### Data shown

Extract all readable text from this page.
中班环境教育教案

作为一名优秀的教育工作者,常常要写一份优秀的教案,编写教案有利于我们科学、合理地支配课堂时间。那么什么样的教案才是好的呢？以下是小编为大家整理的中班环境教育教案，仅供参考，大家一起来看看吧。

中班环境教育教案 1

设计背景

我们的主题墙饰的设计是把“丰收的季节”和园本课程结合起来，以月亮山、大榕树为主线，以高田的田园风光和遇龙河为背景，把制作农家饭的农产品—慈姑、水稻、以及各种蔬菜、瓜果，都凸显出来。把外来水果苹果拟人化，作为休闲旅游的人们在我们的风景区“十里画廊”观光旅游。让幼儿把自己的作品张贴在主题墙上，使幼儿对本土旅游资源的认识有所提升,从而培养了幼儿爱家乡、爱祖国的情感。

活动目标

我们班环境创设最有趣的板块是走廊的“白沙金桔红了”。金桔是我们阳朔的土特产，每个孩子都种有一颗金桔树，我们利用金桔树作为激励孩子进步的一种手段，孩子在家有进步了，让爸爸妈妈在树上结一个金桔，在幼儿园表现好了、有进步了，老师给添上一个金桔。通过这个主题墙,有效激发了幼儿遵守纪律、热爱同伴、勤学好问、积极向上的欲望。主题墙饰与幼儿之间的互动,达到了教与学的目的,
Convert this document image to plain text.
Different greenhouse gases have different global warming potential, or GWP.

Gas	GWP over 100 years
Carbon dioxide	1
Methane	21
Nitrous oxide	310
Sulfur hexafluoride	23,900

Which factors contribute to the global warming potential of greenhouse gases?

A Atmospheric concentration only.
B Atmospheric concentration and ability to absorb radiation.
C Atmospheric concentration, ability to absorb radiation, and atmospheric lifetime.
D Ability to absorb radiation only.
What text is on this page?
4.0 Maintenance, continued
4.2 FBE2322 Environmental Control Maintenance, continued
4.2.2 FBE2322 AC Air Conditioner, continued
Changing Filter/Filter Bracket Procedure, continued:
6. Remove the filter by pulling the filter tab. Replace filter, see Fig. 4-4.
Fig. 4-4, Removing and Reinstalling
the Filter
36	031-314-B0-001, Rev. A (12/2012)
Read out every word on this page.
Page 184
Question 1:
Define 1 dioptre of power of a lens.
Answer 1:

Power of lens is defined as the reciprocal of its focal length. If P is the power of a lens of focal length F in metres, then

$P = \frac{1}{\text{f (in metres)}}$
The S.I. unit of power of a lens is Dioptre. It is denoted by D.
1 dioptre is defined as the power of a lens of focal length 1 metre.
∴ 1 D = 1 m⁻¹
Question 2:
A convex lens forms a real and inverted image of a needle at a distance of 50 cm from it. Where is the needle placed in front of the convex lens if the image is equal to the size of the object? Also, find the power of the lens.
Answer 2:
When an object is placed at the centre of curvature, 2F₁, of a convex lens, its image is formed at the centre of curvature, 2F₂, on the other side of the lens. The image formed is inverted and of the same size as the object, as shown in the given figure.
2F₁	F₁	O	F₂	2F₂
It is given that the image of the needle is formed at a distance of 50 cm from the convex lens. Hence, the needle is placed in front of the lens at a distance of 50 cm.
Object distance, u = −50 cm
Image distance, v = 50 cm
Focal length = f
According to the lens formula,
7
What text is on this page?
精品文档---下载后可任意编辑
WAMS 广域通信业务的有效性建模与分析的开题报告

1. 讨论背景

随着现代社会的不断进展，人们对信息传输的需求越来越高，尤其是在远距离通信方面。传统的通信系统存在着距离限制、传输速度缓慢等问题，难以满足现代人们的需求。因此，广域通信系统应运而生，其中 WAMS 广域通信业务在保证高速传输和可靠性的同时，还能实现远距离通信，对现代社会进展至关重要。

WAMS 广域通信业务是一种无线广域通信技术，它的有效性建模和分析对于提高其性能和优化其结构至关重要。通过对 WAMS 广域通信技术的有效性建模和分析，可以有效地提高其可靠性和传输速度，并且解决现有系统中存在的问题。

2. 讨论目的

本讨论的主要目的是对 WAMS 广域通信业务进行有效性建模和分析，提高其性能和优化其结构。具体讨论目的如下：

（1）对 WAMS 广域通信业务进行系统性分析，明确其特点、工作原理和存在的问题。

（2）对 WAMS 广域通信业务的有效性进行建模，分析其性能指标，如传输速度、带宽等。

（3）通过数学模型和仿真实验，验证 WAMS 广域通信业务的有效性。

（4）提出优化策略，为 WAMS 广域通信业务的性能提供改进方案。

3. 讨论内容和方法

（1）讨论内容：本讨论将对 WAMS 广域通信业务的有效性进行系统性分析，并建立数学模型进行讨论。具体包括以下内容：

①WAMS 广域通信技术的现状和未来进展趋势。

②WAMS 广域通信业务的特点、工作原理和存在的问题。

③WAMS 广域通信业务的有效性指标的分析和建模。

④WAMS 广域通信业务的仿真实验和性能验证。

### Exercise details
Transcribe all lines as written.

### Task result
Extract all readable text from this page.
中班环境教育教案

作为一名优秀的教育工作者,常常要写一份优秀的教案,编写教案有利于我们科学、合理地支配课堂时间。那么什么样的教案才是好的呢？以下是小编为大家整理的中班环境教育教案，仅供参考，大家一起来看看吧。

中班环境教育教案 1

设计背景

我们的主题墙饰的设计是把“丰收的季节”和园本课程结合起来，以月亮山、大榕树为主线，以高田的田园风光和遇龙河为背景，把制作农家饭的农产品—慈姑、水稻、以及各种蔬菜、瓜果，都凸显出来。把外来水果苹果拟人化，作为休闲旅游的人们在我们的风景区“十里画廊”观光旅游。让幼儿把自己的作品张贴在主题墙上，使幼儿对本土旅游资源的认识有所提升,从而培养了幼儿爱家乡、爱祖国的情感。

活动目标

我们班环境创设最有趣的板块是走廊的“白沙金桔红了”。金桔是我们阳朔的土特产，每个孩子都种有一颗金桔树，我们利用金桔树作为激励孩子进步的一种手段，孩子在家有进步了，让爸爸妈妈在树上结一个金桔，在幼儿园表现好了、有进步了，老师给添上一个金桔。通过这个主题墙,有效激发了幼儿遵守纪律、热爱同伴、勤学好问、积极向上的欲望。主题墙饰与幼儿之间的互动,达到了教与学的目的,
Convert this document image to plain text.
Different greenhouse gases have different global warming potential, or GWP.

Gas	GWP over 100 years
Carbon dioxide	1
Methane	21
Nitrous oxide	310
Sulfur hexafluoride	23,900

Which factors contribute to the global warming potential of greenhouse gases?

A Atmospheric concentration only.
B Atmospheric concentration and ability to absorb radiation.
C Atmospheric concentration, ability to absorb radiation, and atmospheric lifetime.
D Ability to absorb radiation only.
What text is on this page?
4.0 Maintenance, continued
4.2 FBE2322 Environmental Control Maintenance, continued
4.2.2 FBE2322 AC Air Conditioner, continued
Changing Filter/Filter Bracket Procedure, continued:
6. Remove the filter by pulling the filter tab. Replace filter, see Fig. 4-4.
Fig. 4-4, Removing and Reinstalling
the Filter
36	031-314-B0-001, Rev. A (12/2012)
Read out every word on this page.
Page 184
Question 1:
Define 1 dioptre of power of a lens.
Answer 1:

Power of lens is defined as the reciprocal of its focal length. If P is the power of a lens of focal length F in metres, then

$P = \frac{1}{\text{f (in metres)}}$
The S.I. unit of power of a lens is Dioptre. It is denoted by D.
1 dioptre is defined as the power of a lens of focal length 1 metre.
∴ 1 D = 1 m⁻¹
Question 2:
A convex lens forms a real and inverted image of a needle at a distance of 50 cm from it. Where is the needle placed in front of the convex lens if the image is equal to the size of the object? Also, find the power of the lens.
Answer 2:
When an object is placed at the centre of curvature, 2F₁, of a convex lens, its image is formed at the centre of curvature, 2F₂, on the other side of the lens. The image formed is inverted and of the same size as the object, as shown in the given figure.
2F₁	F₁	O	F₂	2F₂
It is given that the image of the needle is formed at a distance of 50 cm from the convex lens. Hence, the needle is placed in front of the lens at a distance of 50 cm.
Object distance, u = −50 cm
Image distance, v = 50 cm
Focal length = f
According to the lens formula,
7
What text is on this page?
精品文档---下载后可任意编辑
WAMS 广域通信业务的有效性建模与分析的开题报告

1. 讨论背景

随着现代社会的不断进展，人们对信息传输的需求越来越高，尤其是在远距离通信方面。传统的通信系统存在着距离限制、传输速度缓慢等问题，难以满足现代人们的需求。因此，广域通信系统应运而生，其中 WAMS 广域通信业务在保证高速传输和可靠性的同时，还能实现远距离通信，对现代社会进展至关重要。

WAMS 广域通信业务是一种无线广域通信技术，它的有效性建模和分析对于提高其性能和优化其结构至关重要。通过对 WAMS 广域通信技术的有效性建模和分析，可以有效地提高其可靠性和传输速度，并且解决现有系统中存在的问题。

2. 讨论目的

本讨论的主要目的是对 WAMS 广域通信业务进行有效性建模和分析，提高其性能和优化其结构。具体讨论目的如下：

（1）对 WAMS 广域通信业务进行系统性分析，明确其特点、工作原理和存在的问题。

（2）对 WAMS 广域通信业务的有效性进行建模，分析其性能指标，如传输速度、带宽等。

（3）通过数学模型和仿真实验，验证 WAMS 广域通信业务的有效性。

（4）提出优化策略，为 WAMS 广域通信业务的性能提供改进方案。

3. 讨论内容和方法

（1）讨论内容：本讨论将对 WAMS 广域通信业务的有效性进行系统性分析，并建立数学模型进行讨论。具体包括以下内容：

①WAMS 广域通信技术的现状和未来进展趋势。

②WAMS 广域通信业务的特点、工作原理和存在的问题。

③WAMS 广域通信业务的有效性指标的分析和建模。

④WAMS 广域通信业务的仿真实验和性能验证。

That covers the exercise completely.